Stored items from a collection
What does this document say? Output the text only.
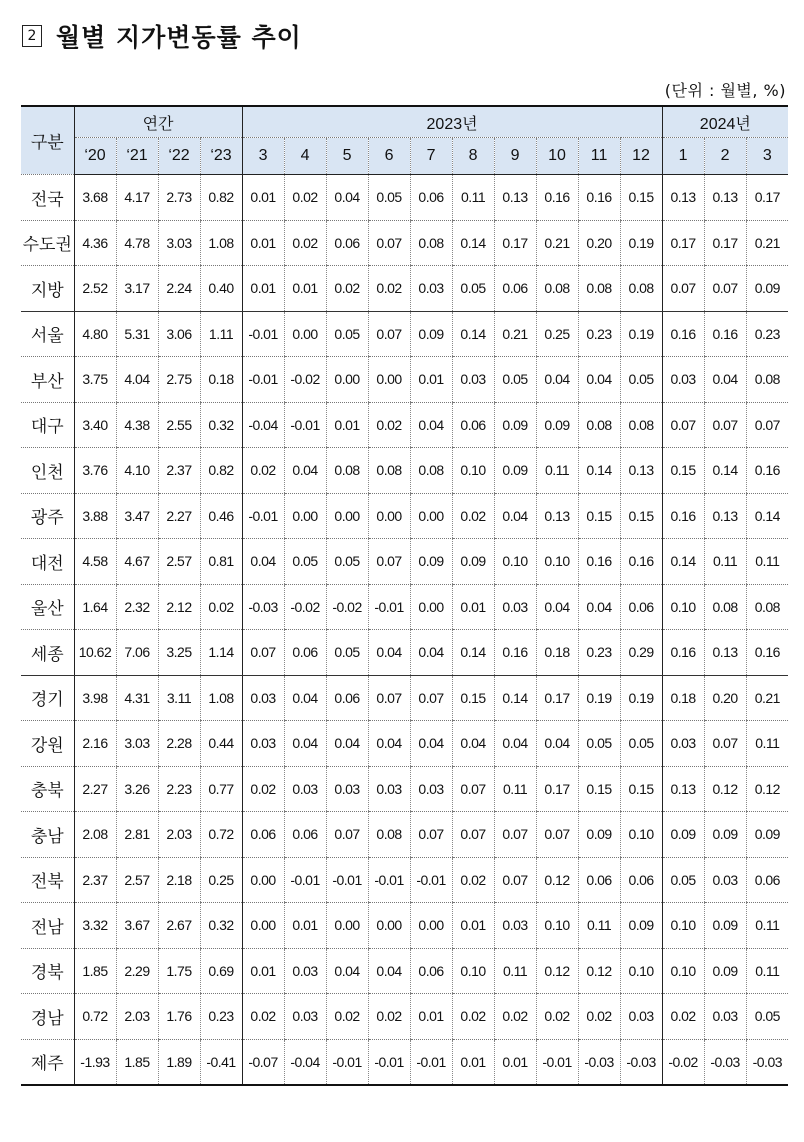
2 월별 지가변동률 추이
(단위 : 월별, %)
구분	연간				2023년										2024년		
	‘20	‘21	‘22	‘23	3	4	5	6	7	8	9	10	11	12	1	2	3
전국	3.68	4.17	2.73	0.82	0.01	0.02	0.04	0.05	0.06	0.11	0.13	0.16	0.16	0.15	0.13	0.13	0.17
수도권	4.36	4.78	3.03	1.08	0.01	0.02	0.06	0.07	0.08	0.14	0.17	0.21	0.20	0.19	0.17	0.17	0.21
지방	2.52	3.17	2.24	0.40	0.01	0.01	0.02	0.02	0.03	0.05	0.06	0.08	0.08	0.08	0.07	0.07	0.09
서울	4.80	5.31	3.06	1.11	-0.01	0.00	0.05	0.07	0.09	0.14	0.21	0.25	0.23	0.19	0.16	0.16	0.23
부산	3.75	4.04	2.75	0.18	-0.01	-0.02	0.00	0.00	0.01	0.03	0.05	0.04	0.04	0.05	0.03	0.04	0.08
대구	3.40	4.38	2.55	0.32	-0.04	-0.01	0.01	0.02	0.04	0.06	0.09	0.09	0.08	0.08	0.07	0.07	0.07
인천	3.76	4.10	2.37	0.82	0.02	0.04	0.08	0.08	0.08	0.10	0.09	0.11	0.14	0.13	0.15	0.14	0.16
광주	3.88	3.47	2.27	0.46	-0.01	0.00	0.00	0.00	0.00	0.02	0.04	0.13	0.15	0.15	0.16	0.13	0.14
대전	4.58	4.67	2.57	0.81	0.04	0.05	0.05	0.07	0.09	0.09	0.10	0.10	0.16	0.16	0.14	0.11	0.11
울산	1.64	2.32	2.12	0.02	-0.03	-0.02	-0.02	-0.01	0.00	0.01	0.03	0.04	0.04	0.06	0.10	0.08	0.08
세종	10.62	7.06	3.25	1.14	0.07	0.06	0.05	0.04	0.04	0.14	0.16	0.18	0.23	0.29	0.16	0.13	0.16
경기	3.98	4.31	3.11	1.08	0.03	0.04	0.06	0.07	0.07	0.15	0.14	0.17	0.19	0.19	0.18	0.20	0.21
강원	2.16	3.03	2.28	0.44	0.03	0.04	0.04	0.04	0.04	0.04	0.04	0.04	0.05	0.05	0.03	0.07	0.11
충북	2.27	3.26	2.23	0.77	0.02	0.03	0.03	0.03	0.03	0.07	0.11	0.17	0.15	0.15	0.13	0.12	0.12
충남	2.08	2.81	2.03	0.72	0.06	0.06	0.07	0.08	0.07	0.07	0.07	0.07	0.09	0.10	0.09	0.09	0.09
전북	2.37	2.57	2.18	0.25	0.00	-0.01	-0.01	-0.01	-0.01	0.02	0.07	0.12	0.06	0.06	0.05	0.03	0.06
전남	3.32	3.67	2.67	0.32	0.00	0.01	0.00	0.00	0.00	0.01	0.03	0.10	0.11	0.09	0.10	0.09	0.11
경북	1.85	2.29	1.75	0.69	0.01	0.03	0.04	0.04	0.06	0.10	0.11	0.12	0.12	0.10	0.10	0.09	0.11
경남	0.72	2.03	1.76	0.23	0.02	0.03	0.02	0.02	0.01	0.02	0.02	0.02	0.02	0.03	0.02	0.03	0.05
제주	-1.93	1.85	1.89	-0.41	-0.07	-0.04	-0.01	-0.01	-0.01	0.01	0.01	-0.01	-0.03	-0.03	-0.02	-0.03	-0.03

* Instructions for the task
Leave out the pictures and give the listing above again exactly.

* Output for this exercise
What does this document say? Output the text only.
2 월별 지가변동률 추이
(단위 : 월별, %)
구분	연간				2023년										2024년		
	‘20	‘21	‘22	‘23	3	4	5	6	7	8	9	10	11	12	1	2	3
전국	3.68	4.17	2.73	0.82	0.01	0.02	0.04	0.05	0.06	0.11	0.13	0.16	0.16	0.15	0.13	0.13	0.17
수도권	4.36	4.78	3.03	1.08	0.01	0.02	0.06	0.07	0.08	0.14	0.17	0.21	0.20	0.19	0.17	0.17	0.21
지방	2.52	3.17	2.24	0.40	0.01	0.01	0.02	0.02	0.03	0.05	0.06	0.08	0.08	0.08	0.07	0.07	0.09
서울	4.80	5.31	3.06	1.11	-0.01	0.00	0.05	0.07	0.09	0.14	0.21	0.25	0.23	0.19	0.16	0.16	0.23
부산	3.75	4.04	2.75	0.18	-0.01	-0.02	0.00	0.00	0.01	0.03	0.05	0.04	0.04	0.05	0.03	0.04	0.08
대구	3.40	4.38	2.55	0.32	-0.04	-0.01	0.01	0.02	0.04	0.06	0.09	0.09	0.08	0.08	0.07	0.07	0.07
인천	3.76	4.10	2.37	0.82	0.02	0.04	0.08	0.08	0.08	0.10	0.09	0.11	0.14	0.13	0.15	0.14	0.16
광주	3.88	3.47	2.27	0.46	-0.01	0.00	0.00	0.00	0.00	0.02	0.04	0.13	0.15	0.15	0.16	0.13	0.14
대전	4.58	4.67	2.57	0.81	0.04	0.05	0.05	0.07	0.09	0.09	0.10	0.10	0.16	0.16	0.14	0.11	0.11
울산	1.64	2.32	2.12	0.02	-0.03	-0.02	-0.02	-0.01	0.00	0.01	0.03	0.04	0.04	0.06	0.10	0.08	0.08
세종	10.62	7.06	3.25	1.14	0.07	0.06	0.05	0.04	0.04	0.14	0.16	0.18	0.23	0.29	0.16	0.13	0.16
경기	3.98	4.31	3.11	1.08	0.03	0.04	0.06	0.07	0.07	0.15	0.14	0.17	0.19	0.19	0.18	0.20	0.21
강원	2.16	3.03	2.28	0.44	0.03	0.04	0.04	0.04	0.04	0.04	0.04	0.04	0.05	0.05	0.03	0.07	0.11
충북	2.27	3.26	2.23	0.77	0.02	0.03	0.03	0.03	0.03	0.07	0.11	0.17	0.15	0.15	0.13	0.12	0.12
충남	2.08	2.81	2.03	0.72	0.06	0.06	0.07	0.08	0.07	0.07	0.07	0.07	0.09	0.10	0.09	0.09	0.09
전북	2.37	2.57	2.18	0.25	0.00	-0.01	-0.01	-0.01	-0.01	0.02	0.07	0.12	0.06	0.06	0.05	0.03	0.06
전남	3.32	3.67	2.67	0.32	0.00	0.01	0.00	0.00	0.00	0.01	0.03	0.10	0.11	0.09	0.10	0.09	0.11
경북	1.85	2.29	1.75	0.69	0.01	0.03	0.04	0.04	0.06	0.10	0.11	0.12	0.12	0.10	0.10	0.09	0.11
경남	0.72	2.03	1.76	0.23	0.02	0.03	0.02	0.02	0.01	0.02	0.02	0.02	0.02	0.03	0.02	0.03	0.05
제주	-1.93	1.85	1.89	-0.41	-0.07	-0.04	-0.01	-0.01	-0.01	0.01	0.01	-0.01	-0.03	-0.03	-0.02	-0.03	-0.03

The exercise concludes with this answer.